Source records
━━━━━━━━━━

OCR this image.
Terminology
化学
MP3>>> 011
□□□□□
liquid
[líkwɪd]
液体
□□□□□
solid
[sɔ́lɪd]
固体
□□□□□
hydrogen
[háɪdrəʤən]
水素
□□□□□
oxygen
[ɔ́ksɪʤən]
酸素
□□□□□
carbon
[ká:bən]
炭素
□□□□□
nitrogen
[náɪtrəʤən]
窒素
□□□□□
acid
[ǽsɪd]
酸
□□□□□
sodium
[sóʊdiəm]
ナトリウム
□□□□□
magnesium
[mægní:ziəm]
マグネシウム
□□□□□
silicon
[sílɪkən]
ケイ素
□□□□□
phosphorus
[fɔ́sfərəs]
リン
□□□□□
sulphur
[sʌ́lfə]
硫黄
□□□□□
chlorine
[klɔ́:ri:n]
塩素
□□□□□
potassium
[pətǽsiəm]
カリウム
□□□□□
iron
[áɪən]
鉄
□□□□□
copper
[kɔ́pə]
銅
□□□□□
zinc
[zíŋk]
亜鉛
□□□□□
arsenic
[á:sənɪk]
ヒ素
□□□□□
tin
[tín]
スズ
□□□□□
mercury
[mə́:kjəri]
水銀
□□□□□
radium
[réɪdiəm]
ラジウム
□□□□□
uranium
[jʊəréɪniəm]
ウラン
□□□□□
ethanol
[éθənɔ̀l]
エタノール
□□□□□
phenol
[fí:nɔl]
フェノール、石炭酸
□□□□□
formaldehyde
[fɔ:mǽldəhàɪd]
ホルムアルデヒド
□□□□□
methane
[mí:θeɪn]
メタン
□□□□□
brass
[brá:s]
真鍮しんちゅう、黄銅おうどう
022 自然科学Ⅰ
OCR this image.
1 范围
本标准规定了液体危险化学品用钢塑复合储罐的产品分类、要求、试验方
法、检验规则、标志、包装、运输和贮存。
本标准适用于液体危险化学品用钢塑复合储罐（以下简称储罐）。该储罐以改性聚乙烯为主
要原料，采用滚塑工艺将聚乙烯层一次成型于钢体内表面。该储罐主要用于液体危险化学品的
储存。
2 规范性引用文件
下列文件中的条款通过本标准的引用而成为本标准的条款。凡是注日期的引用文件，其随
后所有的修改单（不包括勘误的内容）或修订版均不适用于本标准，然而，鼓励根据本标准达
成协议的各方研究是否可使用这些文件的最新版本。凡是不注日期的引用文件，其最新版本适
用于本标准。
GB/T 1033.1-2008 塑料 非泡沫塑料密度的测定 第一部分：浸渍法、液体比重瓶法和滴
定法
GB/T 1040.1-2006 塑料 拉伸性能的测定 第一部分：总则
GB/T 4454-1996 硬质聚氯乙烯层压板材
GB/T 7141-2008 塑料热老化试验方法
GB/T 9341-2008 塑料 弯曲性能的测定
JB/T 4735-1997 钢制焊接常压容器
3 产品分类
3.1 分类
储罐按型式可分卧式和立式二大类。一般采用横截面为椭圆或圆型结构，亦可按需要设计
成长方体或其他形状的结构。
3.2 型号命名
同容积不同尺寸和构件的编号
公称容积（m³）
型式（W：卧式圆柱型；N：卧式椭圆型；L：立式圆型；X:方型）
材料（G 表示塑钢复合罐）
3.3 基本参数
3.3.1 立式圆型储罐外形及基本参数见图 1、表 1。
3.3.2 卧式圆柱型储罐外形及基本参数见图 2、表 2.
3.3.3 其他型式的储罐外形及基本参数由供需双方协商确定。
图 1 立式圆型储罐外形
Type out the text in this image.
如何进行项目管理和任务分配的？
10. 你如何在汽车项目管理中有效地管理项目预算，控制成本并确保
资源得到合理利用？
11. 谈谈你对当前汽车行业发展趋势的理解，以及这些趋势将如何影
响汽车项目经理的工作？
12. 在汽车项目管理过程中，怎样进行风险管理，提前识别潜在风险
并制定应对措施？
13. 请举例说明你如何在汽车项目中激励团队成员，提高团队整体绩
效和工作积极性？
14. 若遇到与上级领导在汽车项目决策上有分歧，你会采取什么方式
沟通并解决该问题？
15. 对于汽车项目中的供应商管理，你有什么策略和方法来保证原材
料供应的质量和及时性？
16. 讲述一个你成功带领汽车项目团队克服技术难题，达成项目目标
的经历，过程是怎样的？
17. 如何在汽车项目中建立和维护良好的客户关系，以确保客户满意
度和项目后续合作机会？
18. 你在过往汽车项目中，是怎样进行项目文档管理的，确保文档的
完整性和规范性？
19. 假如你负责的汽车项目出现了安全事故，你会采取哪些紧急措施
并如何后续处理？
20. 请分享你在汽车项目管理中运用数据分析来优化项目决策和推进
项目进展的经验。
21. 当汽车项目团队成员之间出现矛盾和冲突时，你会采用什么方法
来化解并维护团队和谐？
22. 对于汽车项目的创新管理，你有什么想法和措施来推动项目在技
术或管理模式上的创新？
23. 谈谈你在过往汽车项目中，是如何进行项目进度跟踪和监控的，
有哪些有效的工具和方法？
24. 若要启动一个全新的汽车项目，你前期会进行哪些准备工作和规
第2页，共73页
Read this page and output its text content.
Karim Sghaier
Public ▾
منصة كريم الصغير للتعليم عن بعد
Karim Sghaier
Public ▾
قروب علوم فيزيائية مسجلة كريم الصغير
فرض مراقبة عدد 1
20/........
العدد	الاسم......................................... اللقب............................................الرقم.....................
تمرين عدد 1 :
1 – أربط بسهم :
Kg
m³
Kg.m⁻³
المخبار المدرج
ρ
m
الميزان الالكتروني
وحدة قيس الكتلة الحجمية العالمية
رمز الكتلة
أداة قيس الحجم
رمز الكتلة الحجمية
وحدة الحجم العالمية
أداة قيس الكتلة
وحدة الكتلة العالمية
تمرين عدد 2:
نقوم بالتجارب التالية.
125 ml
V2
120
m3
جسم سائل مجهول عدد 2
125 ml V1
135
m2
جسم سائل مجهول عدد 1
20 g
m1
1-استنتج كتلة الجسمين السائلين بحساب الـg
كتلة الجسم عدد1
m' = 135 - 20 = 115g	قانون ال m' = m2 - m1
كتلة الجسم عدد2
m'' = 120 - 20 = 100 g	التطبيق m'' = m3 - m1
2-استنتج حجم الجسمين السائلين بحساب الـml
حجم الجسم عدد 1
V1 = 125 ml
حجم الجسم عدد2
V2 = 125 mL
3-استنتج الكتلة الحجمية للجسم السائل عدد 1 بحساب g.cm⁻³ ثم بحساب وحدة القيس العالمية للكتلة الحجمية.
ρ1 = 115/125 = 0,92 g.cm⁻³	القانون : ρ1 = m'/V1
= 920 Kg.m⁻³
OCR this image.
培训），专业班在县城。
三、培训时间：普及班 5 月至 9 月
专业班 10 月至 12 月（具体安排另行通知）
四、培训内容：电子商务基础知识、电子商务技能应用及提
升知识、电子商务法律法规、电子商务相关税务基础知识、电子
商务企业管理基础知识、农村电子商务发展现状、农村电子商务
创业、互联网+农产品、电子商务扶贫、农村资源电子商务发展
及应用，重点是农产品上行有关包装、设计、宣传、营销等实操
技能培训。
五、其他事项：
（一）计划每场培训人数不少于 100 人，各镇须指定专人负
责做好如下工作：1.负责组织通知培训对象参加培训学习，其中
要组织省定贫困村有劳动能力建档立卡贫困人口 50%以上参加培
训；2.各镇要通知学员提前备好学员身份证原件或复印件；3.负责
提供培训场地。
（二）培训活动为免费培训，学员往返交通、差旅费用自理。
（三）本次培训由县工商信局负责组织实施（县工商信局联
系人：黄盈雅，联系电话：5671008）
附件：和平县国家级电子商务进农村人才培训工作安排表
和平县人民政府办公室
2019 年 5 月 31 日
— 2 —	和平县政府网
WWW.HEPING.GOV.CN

━━━━━━━━━━

Every entry must be quoted exactly as it appears above.

OCR this image.
Terminology
化学
MP3>>> 011
□□□□□
liquid
[líkwɪd]
液体
□□□□□
solid
[sɔ́lɪd]
固体
□□□□□
hydrogen
[háɪdrəʤən]
水素
□□□□□
oxygen
[ɔ́ksɪʤən]
酸素
□□□□□
carbon
[ká:bən]
炭素
□□□□□
nitrogen
[náɪtrəʤən]
窒素
□□□□□
acid
[ǽsɪd]
酸
□□□□□
sodium
[sóʊdiəm]
ナトリウム
□□□□□
magnesium
[mægní:ziəm]
マグネシウム
□□□□□
silicon
[sílɪkən]
ケイ素
□□□□□
phosphorus
[fɔ́sfərəs]
リン
□□□□□
sulphur
[sʌ́lfə]
硫黄
□□□□□
chlorine
[klɔ́:ri:n]
塩素
□□□□□
potassium
[pətǽsiəm]
カリウム
□□□□□
iron
[áɪən]
鉄
□□□□□
copper
[kɔ́pə]
銅
□□□□□
zinc
[zíŋk]
亜鉛
□□□□□
arsenic
[á:sənɪk]
ヒ素
□□□□□
tin
[tín]
スズ
□□□□□
mercury
[mə́:kjəri]
水銀
□□□□□
radium
[réɪdiəm]
ラジウム
□□□□□
uranium
[jʊəréɪniəm]
ウラン
□□□□□
ethanol
[éθənɔ̀l]
エタノール
□□□□□
phenol
[fí:nɔl]
フェノール、石炭酸
□□□□□
formaldehyde
[fɔ:mǽldəhàɪd]
ホルムアルデヒド
□□□□□
methane
[mí:θeɪn]
メタン
□□□□□
brass
[brá:s]
真鍮しんちゅう、黄銅おうどう
022 自然科学Ⅰ
OCR this image.
1 范围
本标准规定了液体危险化学品用钢塑复合储罐的产品分类、要求、试验方
法、检验规则、标志、包装、运输和贮存。
本标准适用于液体危险化学品用钢塑复合储罐（以下简称储罐）。该储罐以改性聚乙烯为主
要原料，采用滚塑工艺将聚乙烯层一次成型于钢体内表面。该储罐主要用于液体危险化学品的
储存。
2 规范性引用文件
下列文件中的条款通过本标准的引用而成为本标准的条款。凡是注日期的引用文件，其随
后所有的修改单（不包括勘误的内容）或修订版均不适用于本标准，然而，鼓励根据本标准达
成协议的各方研究是否可使用这些文件的最新版本。凡是不注日期的引用文件，其最新版本适
用于本标准。
GB/T 1033.1-2008 塑料 非泡沫塑料密度的测定 第一部分：浸渍法、液体比重瓶法和滴
定法
GB/T 1040.1-2006 塑料 拉伸性能的测定 第一部分：总则
GB/T 4454-1996 硬质聚氯乙烯层压板材
GB/T 7141-2008 塑料热老化试验方法
GB/T 9341-2008 塑料 弯曲性能的测定
JB/T 4735-1997 钢制焊接常压容器
3 产品分类
3.1 分类
储罐按型式可分卧式和立式二大类。一般采用横截面为椭圆或圆型结构，亦可按需要设计
成长方体或其他形状的结构。
3.2 型号命名
同容积不同尺寸和构件的编号
公称容积（m³）
型式（W：卧式圆柱型；N：卧式椭圆型；L：立式圆型；X:方型）
材料（G 表示塑钢复合罐）
3.3 基本参数
3.3.1 立式圆型储罐外形及基本参数见图 1、表 1。
3.3.2 卧式圆柱型储罐外形及基本参数见图 2、表 2.
3.3.3 其他型式的储罐外形及基本参数由供需双方协商确定。
图 1 立式圆型储罐外形
Type out the text in this image.
如何进行项目管理和任务分配的？
10. 你如何在汽车项目管理中有效地管理项目预算，控制成本并确保
资源得到合理利用？
11. 谈谈你对当前汽车行业发展趋势的理解，以及这些趋势将如何影
响汽车项目经理的工作？
12. 在汽车项目管理过程中，怎样进行风险管理，提前识别潜在风险
并制定应对措施？
13. 请举例说明你如何在汽车项目中激励团队成员，提高团队整体绩
效和工作积极性？
14. 若遇到与上级领导在汽车项目决策上有分歧，你会采取什么方式
沟通并解决该问题？
15. 对于汽车项目中的供应商管理，你有什么策略和方法来保证原材
料供应的质量和及时性？
16. 讲述一个你成功带领汽车项目团队克服技术难题，达成项目目标
的经历，过程是怎样的？
17. 如何在汽车项目中建立和维护良好的客户关系，以确保客户满意
度和项目后续合作机会？
18. 你在过往汽车项目中，是怎样进行项目文档管理的，确保文档的
完整性和规范性？
19. 假如你负责的汽车项目出现了安全事故，你会采取哪些紧急措施
并如何后续处理？
20. 请分享你在汽车项目管理中运用数据分析来优化项目决策和推进
项目进展的经验。
21. 当汽车项目团队成员之间出现矛盾和冲突时，你会采用什么方法
来化解并维护团队和谐？
22. 对于汽车项目的创新管理，你有什么想法和措施来推动项目在技
术或管理模式上的创新？
23. 谈谈你在过往汽车项目中，是如何进行项目进度跟踪和监控的，
有哪些有效的工具和方法？
24. 若要启动一个全新的汽车项目，你前期会进行哪些准备工作和规
第2页，共73页
Read this page and output its text content.
Karim Sghaier
Public ▾
منصة كريم الصغير للتعليم عن بعد
Karim Sghaier
Public ▾
قروب علوم فيزيائية مسجلة كريم الصغير
فرض مراقبة عدد 1
20/........
العدد	الاسم......................................... اللقب............................................الرقم.....................
تمرين عدد 1 :
1 – أربط بسهم :
Kg
m³
Kg.m⁻³
المخبار المدرج
ρ
m
الميزان الالكتروني
وحدة قيس الكتلة الحجمية العالمية
رمز الكتلة
أداة قيس الحجم
رمز الكتلة الحجمية
وحدة الحجم العالمية
أداة قيس الكتلة
وحدة الكتلة العالمية
تمرين عدد 2:
نقوم بالتجارب التالية.
125 ml
V2
120
m3
جسم سائل مجهول عدد 2
125 ml V1
135
m2
جسم سائل مجهول عدد 1
20 g
m1
1-استنتج كتلة الجسمين السائلين بحساب الـg
كتلة الجسم عدد1
m' = 135 - 20 = 115g	قانون ال m' = m2 - m1
كتلة الجسم عدد2
m'' = 120 - 20 = 100 g	التطبيق m'' = m3 - m1
2-استنتج حجم الجسمين السائلين بحساب الـml
حجم الجسم عدد 1
V1 = 125 ml
حجم الجسم عدد2
V2 = 125 mL
3-استنتج الكتلة الحجمية للجسم السائل عدد 1 بحساب g.cm⁻³ ثم بحساب وحدة القيس العالمية للكتلة الحجمية.
ρ1 = 115/125 = 0,92 g.cm⁻³	القانون : ρ1 = m'/V1
= 920 Kg.m⁻³
OCR this image.
培训），专业班在县城。
三、培训时间：普及班 5 月至 9 月
专业班 10 月至 12 月（具体安排另行通知）
四、培训内容：电子商务基础知识、电子商务技能应用及提
升知识、电子商务法律法规、电子商务相关税务基础知识、电子
商务企业管理基础知识、农村电子商务发展现状、农村电子商务
创业、互联网+农产品、电子商务扶贫、农村资源电子商务发展
及应用，重点是农产品上行有关包装、设计、宣传、营销等实操
技能培训。
五、其他事项：
（一）计划每场培训人数不少于 100 人，各镇须指定专人负
责做好如下工作：1.负责组织通知培训对象参加培训学习，其中
要组织省定贫困村有劳动能力建档立卡贫困人口 50%以上参加培
训；2.各镇要通知学员提前备好学员身份证原件或复印件；3.负责
提供培训场地。
（二）培训活动为免费培训，学员往返交通、差旅费用自理。
（三）本次培训由县工商信局负责组织实施（县工商信局联
系人：黄盈雅，联系电话：5671008）
附件：和平县国家级电子商务进农村人才培训工作安排表
和平县人民政府办公室
2019 年 5 月 31 日
— 2 —	和平县政府网
WWW.HEPING.GOV.CN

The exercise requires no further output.